*REQUIRED TASK*.
Check every line of the material below for "text". Give the number of lines that have it, and only that.
* Begin DATA FOR THIS TASK *
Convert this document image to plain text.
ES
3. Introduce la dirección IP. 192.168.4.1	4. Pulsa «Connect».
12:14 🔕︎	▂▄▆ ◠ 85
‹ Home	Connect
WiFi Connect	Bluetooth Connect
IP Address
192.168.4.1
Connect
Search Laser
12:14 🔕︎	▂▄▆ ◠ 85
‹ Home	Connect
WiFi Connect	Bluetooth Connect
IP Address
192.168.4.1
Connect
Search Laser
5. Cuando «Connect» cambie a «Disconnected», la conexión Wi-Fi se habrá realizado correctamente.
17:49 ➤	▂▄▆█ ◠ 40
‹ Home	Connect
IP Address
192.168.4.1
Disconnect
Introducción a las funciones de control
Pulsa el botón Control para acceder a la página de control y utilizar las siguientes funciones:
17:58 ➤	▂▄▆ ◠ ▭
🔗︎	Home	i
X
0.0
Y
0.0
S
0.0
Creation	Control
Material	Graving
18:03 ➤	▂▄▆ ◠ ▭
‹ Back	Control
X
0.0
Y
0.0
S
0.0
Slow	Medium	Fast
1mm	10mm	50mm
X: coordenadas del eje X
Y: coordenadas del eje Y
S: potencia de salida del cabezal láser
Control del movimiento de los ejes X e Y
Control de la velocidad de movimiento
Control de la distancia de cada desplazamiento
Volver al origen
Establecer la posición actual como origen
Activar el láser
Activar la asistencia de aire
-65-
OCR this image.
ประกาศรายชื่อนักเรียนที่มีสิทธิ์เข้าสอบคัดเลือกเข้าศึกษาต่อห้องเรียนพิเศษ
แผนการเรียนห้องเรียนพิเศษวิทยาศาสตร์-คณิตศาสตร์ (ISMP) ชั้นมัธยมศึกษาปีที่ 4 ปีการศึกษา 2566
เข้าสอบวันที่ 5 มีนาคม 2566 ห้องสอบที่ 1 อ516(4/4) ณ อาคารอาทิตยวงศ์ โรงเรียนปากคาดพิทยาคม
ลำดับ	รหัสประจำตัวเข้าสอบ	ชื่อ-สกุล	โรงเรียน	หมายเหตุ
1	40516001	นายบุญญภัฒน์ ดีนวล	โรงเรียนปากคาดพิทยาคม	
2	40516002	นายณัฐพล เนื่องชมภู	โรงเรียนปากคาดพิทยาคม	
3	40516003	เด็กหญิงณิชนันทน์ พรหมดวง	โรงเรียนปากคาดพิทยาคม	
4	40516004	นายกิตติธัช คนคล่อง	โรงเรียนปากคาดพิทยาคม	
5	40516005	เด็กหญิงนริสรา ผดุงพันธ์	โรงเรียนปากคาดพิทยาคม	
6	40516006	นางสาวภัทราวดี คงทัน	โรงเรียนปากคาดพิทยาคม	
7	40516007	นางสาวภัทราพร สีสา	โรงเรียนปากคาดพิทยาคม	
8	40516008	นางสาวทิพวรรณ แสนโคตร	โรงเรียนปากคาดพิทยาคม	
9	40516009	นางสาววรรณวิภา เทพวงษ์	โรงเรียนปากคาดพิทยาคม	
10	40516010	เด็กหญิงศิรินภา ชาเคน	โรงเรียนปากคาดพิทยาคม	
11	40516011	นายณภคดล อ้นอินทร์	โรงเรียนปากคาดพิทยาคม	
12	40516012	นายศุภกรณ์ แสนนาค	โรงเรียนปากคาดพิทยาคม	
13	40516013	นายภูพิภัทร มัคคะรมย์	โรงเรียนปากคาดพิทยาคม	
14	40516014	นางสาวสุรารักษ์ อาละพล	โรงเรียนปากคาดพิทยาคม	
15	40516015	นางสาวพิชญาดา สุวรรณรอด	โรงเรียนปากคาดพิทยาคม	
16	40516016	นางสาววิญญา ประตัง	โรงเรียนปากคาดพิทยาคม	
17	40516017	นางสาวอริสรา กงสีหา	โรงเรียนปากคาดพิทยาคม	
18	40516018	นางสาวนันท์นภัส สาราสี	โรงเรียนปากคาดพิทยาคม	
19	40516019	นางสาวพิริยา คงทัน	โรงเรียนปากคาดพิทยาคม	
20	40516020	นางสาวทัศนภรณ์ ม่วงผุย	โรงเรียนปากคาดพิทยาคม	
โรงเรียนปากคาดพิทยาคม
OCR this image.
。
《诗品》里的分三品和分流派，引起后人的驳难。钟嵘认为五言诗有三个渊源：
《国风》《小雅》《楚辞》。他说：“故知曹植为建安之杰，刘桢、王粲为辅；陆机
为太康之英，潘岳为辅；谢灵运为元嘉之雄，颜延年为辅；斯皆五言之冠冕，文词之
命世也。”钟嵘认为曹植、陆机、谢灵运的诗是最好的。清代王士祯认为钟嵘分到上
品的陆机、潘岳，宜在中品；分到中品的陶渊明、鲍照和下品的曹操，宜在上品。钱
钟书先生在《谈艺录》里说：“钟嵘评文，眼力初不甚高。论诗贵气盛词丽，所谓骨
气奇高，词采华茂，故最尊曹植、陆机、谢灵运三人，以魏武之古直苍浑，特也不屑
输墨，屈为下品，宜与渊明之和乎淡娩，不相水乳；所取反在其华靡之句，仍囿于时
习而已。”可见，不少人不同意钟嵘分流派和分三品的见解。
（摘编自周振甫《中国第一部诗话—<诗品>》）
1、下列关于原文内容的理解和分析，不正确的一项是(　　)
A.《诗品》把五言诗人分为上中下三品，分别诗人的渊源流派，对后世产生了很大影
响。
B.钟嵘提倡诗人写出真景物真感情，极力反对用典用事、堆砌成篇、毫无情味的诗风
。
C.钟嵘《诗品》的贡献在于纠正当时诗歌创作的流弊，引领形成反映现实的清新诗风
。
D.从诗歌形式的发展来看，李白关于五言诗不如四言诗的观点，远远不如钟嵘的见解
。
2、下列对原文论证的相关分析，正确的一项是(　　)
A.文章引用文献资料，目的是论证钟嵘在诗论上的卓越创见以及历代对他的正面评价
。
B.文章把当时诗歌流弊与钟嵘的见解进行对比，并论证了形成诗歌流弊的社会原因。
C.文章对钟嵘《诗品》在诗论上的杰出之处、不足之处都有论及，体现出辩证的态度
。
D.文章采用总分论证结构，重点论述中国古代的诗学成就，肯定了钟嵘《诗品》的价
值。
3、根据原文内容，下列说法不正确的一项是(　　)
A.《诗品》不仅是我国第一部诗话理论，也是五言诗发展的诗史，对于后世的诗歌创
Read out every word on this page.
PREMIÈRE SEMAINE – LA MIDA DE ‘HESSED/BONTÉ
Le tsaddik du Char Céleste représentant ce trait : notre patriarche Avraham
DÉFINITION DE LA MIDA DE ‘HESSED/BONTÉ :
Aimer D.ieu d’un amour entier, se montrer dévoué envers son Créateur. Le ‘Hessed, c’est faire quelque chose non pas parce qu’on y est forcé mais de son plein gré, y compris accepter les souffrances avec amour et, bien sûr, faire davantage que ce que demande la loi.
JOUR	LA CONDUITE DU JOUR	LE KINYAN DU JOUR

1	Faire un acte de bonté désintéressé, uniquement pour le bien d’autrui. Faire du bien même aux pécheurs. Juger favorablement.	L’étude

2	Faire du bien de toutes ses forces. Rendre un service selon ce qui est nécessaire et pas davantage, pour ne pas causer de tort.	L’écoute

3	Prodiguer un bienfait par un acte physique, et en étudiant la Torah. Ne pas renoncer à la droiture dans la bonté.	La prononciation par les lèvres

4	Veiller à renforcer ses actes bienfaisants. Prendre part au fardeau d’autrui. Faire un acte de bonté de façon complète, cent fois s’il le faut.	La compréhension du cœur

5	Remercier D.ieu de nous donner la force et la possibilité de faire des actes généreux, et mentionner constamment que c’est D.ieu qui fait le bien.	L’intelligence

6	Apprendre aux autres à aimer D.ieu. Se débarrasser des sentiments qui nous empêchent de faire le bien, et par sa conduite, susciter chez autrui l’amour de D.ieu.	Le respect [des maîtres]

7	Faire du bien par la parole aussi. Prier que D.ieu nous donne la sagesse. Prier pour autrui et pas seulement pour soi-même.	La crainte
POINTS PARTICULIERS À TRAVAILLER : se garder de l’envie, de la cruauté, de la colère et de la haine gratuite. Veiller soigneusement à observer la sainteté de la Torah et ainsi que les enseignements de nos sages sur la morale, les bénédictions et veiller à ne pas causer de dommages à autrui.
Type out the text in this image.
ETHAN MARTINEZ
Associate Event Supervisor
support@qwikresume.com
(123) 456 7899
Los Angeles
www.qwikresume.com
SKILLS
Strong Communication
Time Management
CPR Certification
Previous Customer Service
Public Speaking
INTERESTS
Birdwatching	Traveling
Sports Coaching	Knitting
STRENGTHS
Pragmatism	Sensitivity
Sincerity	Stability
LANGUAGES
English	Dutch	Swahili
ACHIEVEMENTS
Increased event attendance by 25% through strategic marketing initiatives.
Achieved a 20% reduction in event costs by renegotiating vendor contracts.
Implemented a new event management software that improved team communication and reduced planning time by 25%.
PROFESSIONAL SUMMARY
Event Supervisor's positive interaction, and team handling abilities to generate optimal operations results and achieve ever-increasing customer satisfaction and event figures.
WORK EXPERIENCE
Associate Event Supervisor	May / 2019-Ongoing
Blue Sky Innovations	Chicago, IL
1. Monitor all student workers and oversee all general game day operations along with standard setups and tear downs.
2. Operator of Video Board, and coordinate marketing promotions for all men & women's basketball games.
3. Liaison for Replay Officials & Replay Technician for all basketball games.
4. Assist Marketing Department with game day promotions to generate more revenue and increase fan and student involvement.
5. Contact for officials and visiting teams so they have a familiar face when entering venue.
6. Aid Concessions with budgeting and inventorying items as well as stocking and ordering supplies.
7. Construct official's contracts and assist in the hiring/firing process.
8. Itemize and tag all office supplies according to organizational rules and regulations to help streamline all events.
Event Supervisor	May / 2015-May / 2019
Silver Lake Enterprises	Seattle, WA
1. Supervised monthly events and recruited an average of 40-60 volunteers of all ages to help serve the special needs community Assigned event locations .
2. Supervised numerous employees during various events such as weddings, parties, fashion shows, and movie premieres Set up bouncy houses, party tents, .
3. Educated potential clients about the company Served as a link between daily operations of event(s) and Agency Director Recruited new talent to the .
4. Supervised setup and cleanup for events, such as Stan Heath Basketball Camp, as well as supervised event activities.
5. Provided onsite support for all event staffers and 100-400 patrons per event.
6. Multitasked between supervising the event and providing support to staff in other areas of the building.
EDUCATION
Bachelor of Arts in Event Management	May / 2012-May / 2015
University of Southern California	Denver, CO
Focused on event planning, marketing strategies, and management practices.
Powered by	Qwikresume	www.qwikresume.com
* End DATA FOR THIS TASK *
*FINISHED EXERCISE*.
2